>>>>

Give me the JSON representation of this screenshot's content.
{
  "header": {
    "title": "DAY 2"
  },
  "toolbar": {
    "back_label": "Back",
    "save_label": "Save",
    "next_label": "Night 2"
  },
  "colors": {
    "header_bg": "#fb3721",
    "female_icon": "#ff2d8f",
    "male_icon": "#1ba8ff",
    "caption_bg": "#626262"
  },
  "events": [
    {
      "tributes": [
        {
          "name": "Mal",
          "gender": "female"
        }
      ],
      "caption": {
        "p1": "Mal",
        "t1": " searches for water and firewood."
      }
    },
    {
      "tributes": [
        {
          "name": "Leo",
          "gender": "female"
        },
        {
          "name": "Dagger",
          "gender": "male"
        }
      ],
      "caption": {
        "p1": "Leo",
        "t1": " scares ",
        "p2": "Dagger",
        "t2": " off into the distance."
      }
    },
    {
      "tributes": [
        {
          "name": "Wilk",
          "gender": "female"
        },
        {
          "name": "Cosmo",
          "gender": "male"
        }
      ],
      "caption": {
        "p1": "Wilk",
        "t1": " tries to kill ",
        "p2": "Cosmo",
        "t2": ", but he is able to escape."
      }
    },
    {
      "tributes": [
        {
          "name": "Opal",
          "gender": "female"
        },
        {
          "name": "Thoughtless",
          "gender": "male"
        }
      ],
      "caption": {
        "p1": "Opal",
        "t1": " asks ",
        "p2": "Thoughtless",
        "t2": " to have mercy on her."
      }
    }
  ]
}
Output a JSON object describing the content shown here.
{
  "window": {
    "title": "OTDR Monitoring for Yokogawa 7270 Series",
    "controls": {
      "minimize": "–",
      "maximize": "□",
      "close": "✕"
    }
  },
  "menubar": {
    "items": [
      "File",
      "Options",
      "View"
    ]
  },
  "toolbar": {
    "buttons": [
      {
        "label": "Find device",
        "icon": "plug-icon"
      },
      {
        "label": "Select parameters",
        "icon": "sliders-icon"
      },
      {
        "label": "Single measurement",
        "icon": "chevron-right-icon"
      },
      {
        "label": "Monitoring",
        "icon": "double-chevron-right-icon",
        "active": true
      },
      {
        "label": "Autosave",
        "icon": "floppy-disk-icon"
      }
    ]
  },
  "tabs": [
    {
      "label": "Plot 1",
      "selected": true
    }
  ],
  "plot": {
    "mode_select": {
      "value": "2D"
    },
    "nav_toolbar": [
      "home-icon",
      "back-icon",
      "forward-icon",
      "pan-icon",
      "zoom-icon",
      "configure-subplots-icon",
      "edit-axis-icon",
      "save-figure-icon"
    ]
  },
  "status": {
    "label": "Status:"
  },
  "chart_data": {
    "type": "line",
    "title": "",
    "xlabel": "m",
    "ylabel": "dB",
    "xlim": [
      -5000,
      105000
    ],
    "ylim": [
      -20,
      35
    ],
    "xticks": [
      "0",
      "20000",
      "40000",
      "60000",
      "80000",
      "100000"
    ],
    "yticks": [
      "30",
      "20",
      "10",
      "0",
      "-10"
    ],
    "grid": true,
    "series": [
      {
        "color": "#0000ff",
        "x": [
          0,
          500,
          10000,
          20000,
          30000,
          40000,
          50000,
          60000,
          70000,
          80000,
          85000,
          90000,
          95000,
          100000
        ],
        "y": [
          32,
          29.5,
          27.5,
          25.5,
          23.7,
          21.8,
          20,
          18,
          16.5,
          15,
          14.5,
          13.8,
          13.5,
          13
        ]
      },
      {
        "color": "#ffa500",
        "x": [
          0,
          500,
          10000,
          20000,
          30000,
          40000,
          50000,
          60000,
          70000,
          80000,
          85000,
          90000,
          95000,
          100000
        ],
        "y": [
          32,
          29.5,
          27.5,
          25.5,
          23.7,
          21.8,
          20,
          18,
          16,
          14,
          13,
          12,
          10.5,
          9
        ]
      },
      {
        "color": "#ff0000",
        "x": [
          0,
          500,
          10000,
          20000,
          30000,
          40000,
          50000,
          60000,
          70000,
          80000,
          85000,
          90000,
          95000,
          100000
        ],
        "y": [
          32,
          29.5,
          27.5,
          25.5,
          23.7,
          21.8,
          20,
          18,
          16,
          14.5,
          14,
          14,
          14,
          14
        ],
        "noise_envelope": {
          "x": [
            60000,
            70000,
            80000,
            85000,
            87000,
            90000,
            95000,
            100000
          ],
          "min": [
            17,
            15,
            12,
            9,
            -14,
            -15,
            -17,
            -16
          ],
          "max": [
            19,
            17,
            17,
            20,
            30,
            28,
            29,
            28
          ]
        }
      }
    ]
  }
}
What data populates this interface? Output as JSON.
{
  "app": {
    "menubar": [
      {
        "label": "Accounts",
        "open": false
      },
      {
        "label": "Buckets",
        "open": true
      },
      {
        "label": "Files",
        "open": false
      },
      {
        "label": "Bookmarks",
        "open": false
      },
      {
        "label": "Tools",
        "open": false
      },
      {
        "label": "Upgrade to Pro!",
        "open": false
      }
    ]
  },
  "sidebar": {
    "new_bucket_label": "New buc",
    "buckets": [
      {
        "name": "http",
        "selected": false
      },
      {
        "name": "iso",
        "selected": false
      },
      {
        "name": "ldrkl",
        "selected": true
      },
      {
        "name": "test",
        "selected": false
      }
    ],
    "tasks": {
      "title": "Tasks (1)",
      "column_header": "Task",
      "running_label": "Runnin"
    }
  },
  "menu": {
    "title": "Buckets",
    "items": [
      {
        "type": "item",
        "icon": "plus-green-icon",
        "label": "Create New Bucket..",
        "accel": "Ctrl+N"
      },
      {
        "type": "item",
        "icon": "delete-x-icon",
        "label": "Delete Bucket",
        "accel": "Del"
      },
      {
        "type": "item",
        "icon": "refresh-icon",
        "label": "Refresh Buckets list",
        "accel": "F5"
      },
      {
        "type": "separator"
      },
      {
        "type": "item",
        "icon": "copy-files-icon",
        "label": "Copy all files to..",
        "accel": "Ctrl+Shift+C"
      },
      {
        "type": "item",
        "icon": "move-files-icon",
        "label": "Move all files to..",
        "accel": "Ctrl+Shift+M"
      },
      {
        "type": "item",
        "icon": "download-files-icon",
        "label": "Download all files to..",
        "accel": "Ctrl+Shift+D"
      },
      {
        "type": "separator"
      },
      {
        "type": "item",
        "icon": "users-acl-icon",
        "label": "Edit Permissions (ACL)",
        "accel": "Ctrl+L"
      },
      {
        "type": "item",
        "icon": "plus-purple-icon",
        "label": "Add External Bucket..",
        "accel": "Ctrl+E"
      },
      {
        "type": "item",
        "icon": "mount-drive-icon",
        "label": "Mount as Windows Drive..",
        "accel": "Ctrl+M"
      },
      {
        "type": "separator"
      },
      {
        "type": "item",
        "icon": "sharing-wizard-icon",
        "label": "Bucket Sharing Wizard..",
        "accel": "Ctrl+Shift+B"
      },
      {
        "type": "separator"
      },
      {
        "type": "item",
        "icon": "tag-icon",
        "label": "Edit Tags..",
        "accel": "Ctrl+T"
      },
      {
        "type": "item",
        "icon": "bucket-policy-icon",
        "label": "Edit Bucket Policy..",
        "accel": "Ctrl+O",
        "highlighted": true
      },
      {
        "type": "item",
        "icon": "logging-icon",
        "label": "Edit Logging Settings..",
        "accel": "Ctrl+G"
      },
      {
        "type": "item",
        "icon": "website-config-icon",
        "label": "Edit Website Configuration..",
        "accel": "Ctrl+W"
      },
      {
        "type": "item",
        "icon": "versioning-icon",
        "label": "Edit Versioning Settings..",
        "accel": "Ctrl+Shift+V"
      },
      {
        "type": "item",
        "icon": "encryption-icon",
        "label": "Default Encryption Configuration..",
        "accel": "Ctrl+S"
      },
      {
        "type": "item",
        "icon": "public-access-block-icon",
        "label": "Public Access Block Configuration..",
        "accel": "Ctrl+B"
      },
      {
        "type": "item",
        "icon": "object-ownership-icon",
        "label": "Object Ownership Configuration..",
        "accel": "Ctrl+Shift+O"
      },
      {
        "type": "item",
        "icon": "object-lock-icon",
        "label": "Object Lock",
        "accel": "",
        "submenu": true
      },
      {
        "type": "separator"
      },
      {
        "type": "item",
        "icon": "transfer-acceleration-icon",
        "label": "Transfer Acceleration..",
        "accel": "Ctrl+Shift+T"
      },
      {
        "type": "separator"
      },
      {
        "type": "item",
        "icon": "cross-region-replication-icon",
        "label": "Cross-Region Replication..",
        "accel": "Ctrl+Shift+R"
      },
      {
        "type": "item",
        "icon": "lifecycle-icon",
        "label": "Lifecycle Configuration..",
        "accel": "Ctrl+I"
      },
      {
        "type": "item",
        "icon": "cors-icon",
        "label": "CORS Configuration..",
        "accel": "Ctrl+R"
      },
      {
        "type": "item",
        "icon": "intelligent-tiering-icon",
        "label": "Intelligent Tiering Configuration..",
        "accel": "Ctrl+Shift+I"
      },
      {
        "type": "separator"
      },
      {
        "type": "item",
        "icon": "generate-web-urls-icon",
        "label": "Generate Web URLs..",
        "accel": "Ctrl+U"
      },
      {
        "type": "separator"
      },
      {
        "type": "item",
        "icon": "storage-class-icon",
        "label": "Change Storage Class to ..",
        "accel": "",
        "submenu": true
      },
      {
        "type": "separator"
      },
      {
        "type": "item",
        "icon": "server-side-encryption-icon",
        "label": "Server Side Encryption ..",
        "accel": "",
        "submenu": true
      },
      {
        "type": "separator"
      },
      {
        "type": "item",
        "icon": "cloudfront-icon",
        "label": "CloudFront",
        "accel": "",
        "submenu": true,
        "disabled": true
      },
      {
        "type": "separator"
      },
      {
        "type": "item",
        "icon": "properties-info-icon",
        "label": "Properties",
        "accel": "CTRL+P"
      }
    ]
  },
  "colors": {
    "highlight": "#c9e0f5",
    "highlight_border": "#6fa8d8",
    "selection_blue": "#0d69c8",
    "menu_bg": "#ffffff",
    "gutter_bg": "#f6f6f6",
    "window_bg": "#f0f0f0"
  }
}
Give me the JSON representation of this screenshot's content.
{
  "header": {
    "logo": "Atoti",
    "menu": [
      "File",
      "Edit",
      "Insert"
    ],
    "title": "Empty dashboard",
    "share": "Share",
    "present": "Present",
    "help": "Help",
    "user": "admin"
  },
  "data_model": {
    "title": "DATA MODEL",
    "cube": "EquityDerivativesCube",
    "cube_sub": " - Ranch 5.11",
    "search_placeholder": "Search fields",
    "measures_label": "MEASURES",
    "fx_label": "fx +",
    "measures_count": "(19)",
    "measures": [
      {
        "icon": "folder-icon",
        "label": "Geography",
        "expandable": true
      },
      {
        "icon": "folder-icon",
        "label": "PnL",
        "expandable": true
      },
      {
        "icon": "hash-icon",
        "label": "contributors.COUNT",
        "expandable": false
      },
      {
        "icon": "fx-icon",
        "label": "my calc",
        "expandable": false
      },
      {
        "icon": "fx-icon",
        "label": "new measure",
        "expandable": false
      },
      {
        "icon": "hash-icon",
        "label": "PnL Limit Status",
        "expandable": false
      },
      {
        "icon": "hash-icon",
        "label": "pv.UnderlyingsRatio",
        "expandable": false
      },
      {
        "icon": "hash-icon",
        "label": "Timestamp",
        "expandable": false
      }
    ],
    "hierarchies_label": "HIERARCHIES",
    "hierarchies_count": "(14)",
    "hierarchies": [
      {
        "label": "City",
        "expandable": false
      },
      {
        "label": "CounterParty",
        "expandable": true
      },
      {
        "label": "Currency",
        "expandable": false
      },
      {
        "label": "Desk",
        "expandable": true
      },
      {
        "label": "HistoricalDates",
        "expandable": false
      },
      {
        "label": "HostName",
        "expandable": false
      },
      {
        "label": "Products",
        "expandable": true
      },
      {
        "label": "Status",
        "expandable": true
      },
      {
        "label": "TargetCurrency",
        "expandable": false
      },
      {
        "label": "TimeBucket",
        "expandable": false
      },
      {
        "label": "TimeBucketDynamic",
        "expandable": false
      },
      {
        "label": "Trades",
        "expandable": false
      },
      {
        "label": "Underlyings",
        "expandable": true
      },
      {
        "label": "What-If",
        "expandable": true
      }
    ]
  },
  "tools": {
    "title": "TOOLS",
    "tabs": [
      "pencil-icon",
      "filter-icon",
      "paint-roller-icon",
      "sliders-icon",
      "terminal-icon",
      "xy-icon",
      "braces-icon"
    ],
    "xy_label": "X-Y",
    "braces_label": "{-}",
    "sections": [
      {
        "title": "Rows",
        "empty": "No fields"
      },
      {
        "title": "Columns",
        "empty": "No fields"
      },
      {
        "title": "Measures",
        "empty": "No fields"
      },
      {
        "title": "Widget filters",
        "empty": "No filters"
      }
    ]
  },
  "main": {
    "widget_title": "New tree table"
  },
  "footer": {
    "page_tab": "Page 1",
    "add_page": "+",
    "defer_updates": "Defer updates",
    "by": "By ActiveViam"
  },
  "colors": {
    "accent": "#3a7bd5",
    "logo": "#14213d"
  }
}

<<<<

What to work on:
In the listing, find all lines with the string "Output" and copy them.

Exercise result:
Output a JSON object describing the content shown here.
What data populates this interface? Output as JSON.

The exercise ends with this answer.